--- Start of STORED RECORDS ---

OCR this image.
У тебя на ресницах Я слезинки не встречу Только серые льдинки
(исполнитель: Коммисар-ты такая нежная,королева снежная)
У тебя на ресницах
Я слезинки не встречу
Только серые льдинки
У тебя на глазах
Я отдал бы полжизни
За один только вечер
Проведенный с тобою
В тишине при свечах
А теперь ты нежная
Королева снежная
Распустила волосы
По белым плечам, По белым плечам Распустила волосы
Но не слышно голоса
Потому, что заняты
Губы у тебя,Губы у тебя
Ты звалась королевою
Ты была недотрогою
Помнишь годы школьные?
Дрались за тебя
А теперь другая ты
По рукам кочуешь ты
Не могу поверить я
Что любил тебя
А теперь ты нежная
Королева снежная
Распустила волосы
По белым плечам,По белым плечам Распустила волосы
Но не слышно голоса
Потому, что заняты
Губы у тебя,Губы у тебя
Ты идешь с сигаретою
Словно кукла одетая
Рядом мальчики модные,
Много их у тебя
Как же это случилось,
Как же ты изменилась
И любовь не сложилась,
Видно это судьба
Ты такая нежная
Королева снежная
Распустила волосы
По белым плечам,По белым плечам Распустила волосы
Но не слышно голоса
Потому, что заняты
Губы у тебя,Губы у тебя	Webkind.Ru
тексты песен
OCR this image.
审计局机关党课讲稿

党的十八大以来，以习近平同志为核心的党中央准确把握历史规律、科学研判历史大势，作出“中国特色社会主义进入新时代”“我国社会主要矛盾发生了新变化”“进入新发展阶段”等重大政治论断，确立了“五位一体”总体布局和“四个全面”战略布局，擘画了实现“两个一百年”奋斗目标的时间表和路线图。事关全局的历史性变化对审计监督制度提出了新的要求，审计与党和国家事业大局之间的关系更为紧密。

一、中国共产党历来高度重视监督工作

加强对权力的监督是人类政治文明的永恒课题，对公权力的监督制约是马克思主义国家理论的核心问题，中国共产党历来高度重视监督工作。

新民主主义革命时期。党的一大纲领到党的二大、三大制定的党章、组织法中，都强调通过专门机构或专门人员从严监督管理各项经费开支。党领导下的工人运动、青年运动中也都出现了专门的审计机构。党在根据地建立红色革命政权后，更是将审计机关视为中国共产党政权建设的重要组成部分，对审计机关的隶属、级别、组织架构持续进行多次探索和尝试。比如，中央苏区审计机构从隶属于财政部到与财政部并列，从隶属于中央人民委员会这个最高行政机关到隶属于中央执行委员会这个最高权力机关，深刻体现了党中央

--- End of STORED RECORDS ---

● **WHAT YOU ARE ASKED TO DO**
The records above are to be repeated exactly, in their entirety.

● **EXPECTED ANSWER**
OCR this image.
У тебя на ресницах Я слезинки не встречу Только серые льдинки
(исполнитель: Коммисар-ты такая нежная,королева снежная)
У тебя на ресницах
Я слезинки не встречу
Только серые льдинки
У тебя на глазах
Я отдал бы полжизни
За один только вечер
Проведенный с тобою
В тишине при свечах
А теперь ты нежная
Королева снежная
Распустила волосы
По белым плечам, По белым плечам Распустила волосы
Но не слышно голоса
Потому, что заняты
Губы у тебя,Губы у тебя
Ты звалась королевою
Ты была недотрогою
Помнишь годы школьные?
Дрались за тебя
А теперь другая ты
По рукам кочуешь ты
Не могу поверить я
Что любил тебя
А теперь ты нежная
Королева снежная
Распустила волосы
По белым плечам,По белым плечам Распустила волосы
Но не слышно голоса
Потому, что заняты
Губы у тебя,Губы у тебя
Ты идешь с сигаретою
Словно кукла одетая
Рядом мальчики модные,
Много их у тебя
Как же это случилось,
Как же ты изменилась
И любовь не сложилась,
Видно это судьба
Ты такая нежная
Королева снежная
Распустила волосы
По белым плечам,По белым плечам Распустила волосы
Но не слышно голоса
Потому, что заняты
Губы у тебя,Губы у тебя	Webkind.Ru
тексты песен
OCR this image.
审计局机关党课讲稿

党的十八大以来，以习近平同志为核心的党中央准确把握历史规律、科学研判历史大势，作出“中国特色社会主义进入新时代”“我国社会主要矛盾发生了新变化”“进入新发展阶段”等重大政治论断，确立了“五位一体”总体布局和“四个全面”战略布局，擘画了实现“两个一百年”奋斗目标的时间表和路线图。事关全局的历史性变化对审计监督制度提出了新的要求，审计与党和国家事业大局之间的关系更为紧密。

一、中国共产党历来高度重视监督工作

加强对权力的监督是人类政治文明的永恒课题，对公权力的监督制约是马克思主义国家理论的核心问题，中国共产党历来高度重视监督工作。

新民主主义革命时期。党的一大纲领到党的二大、三大制定的党章、组织法中，都强调通过专门机构或专门人员从严监督管理各项经费开支。党领导下的工人运动、青年运动中也都出现了专门的审计机构。党在根据地建立红色革命政权后，更是将审计机关视为中国共产党政权建设的重要组成部分，对审计机关的隶属、级别、组织架构持续进行多次探索和尝试。比如，中央苏区审计机构从隶属于财政部到与财政部并列，从隶属于中央人民委员会这个最高行政机关到隶属于中央执行委员会这个最高权力机关，深刻体现了党中央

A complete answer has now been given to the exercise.